_SHORT PROBLEM_: Go through the listing beneath this task and return every line that carries the string "ЗНАЕТЕ".

— START SOURCE DATA —

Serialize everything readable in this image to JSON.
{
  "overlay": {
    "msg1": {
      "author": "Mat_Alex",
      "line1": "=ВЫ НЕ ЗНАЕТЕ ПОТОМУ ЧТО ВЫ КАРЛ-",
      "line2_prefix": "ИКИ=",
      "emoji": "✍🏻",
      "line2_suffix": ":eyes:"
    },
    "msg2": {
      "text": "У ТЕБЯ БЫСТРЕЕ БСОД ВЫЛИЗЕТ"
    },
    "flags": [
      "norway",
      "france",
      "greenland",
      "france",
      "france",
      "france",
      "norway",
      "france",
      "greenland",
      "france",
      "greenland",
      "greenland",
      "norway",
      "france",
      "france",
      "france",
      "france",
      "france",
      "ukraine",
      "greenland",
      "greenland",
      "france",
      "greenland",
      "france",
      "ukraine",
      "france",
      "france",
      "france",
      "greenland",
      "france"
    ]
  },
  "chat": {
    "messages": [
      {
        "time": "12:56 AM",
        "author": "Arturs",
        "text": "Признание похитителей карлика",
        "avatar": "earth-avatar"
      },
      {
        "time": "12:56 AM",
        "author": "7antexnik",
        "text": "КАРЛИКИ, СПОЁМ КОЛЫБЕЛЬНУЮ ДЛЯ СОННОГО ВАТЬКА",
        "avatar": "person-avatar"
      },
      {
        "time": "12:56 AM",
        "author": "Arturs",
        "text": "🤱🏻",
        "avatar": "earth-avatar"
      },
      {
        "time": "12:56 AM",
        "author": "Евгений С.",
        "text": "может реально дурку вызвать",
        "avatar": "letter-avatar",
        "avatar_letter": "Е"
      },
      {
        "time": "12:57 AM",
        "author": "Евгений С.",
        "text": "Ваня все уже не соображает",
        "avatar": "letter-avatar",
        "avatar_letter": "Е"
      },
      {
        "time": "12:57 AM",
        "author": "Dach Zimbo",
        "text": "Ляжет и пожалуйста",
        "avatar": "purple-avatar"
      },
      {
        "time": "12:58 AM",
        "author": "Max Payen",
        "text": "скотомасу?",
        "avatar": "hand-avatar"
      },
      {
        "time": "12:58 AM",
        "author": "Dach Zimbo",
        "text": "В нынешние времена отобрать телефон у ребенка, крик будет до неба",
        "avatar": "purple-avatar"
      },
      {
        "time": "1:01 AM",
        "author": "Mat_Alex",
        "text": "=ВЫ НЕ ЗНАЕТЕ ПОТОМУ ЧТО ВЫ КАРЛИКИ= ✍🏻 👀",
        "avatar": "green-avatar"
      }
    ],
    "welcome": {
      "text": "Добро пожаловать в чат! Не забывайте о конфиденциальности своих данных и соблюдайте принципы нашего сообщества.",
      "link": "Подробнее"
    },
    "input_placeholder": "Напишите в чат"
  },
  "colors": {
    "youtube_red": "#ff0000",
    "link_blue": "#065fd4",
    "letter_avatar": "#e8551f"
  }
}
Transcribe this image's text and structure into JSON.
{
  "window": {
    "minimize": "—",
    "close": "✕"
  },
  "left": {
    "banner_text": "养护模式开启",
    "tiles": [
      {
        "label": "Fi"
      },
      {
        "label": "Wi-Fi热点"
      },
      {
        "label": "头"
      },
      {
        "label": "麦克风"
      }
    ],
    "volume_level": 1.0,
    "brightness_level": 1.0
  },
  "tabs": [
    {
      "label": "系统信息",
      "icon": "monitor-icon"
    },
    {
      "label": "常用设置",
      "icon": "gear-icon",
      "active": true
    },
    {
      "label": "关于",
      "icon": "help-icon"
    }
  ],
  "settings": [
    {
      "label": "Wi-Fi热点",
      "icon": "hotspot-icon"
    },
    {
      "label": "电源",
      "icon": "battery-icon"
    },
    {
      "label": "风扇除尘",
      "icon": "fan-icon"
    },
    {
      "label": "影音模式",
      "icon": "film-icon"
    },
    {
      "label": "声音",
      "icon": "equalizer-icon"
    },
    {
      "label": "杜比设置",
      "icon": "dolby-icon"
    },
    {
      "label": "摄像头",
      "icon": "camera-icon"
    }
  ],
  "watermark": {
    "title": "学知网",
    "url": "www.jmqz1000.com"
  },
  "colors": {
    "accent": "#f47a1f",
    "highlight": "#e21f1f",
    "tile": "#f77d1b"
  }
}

— END SOURCE DATA —
— START SOURCE DATA —

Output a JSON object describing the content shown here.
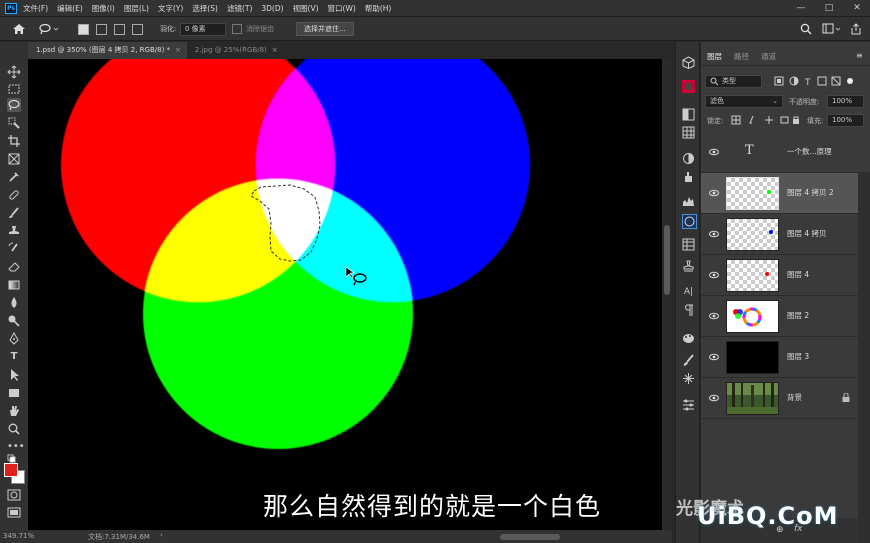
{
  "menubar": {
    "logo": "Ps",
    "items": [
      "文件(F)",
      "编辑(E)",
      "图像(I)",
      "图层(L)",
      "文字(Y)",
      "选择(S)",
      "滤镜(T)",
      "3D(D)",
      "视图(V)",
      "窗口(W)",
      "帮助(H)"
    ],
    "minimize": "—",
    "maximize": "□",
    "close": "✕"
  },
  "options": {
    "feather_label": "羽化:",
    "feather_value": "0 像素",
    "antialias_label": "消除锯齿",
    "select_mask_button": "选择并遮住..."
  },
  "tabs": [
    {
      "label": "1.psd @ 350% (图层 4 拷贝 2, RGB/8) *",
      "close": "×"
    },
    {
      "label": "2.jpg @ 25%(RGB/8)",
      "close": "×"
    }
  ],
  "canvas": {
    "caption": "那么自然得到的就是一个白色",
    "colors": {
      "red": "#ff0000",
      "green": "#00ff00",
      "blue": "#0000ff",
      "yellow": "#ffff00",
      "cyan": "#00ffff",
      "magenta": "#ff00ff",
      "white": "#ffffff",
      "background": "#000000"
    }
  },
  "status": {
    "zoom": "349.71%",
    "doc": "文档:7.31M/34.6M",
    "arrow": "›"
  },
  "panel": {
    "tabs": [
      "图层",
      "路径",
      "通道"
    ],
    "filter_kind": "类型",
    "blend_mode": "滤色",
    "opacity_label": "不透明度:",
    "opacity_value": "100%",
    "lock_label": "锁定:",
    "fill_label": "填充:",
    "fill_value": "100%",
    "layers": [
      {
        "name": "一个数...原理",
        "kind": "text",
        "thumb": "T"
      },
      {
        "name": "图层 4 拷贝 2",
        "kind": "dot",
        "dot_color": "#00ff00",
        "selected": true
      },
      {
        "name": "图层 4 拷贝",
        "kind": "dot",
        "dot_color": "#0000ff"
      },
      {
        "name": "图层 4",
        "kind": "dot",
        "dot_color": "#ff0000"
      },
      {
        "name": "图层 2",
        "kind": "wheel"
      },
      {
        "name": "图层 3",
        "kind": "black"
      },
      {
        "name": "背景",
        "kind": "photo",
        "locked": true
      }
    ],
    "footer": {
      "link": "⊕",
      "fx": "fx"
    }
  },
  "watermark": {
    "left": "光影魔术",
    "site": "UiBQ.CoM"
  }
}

— END SOURCE DATA —

_ANSWER BELOW_:
      "line1": "=ВЫ НЕ ЗНАЕТЕ ПОТОМУ ЧТО ВЫ КАРЛ-",
        "text": "=ВЫ НЕ ЗНАЕТЕ ПОТОМУ ЧТО ВЫ КАРЛИКИ= ✍🏻 👀",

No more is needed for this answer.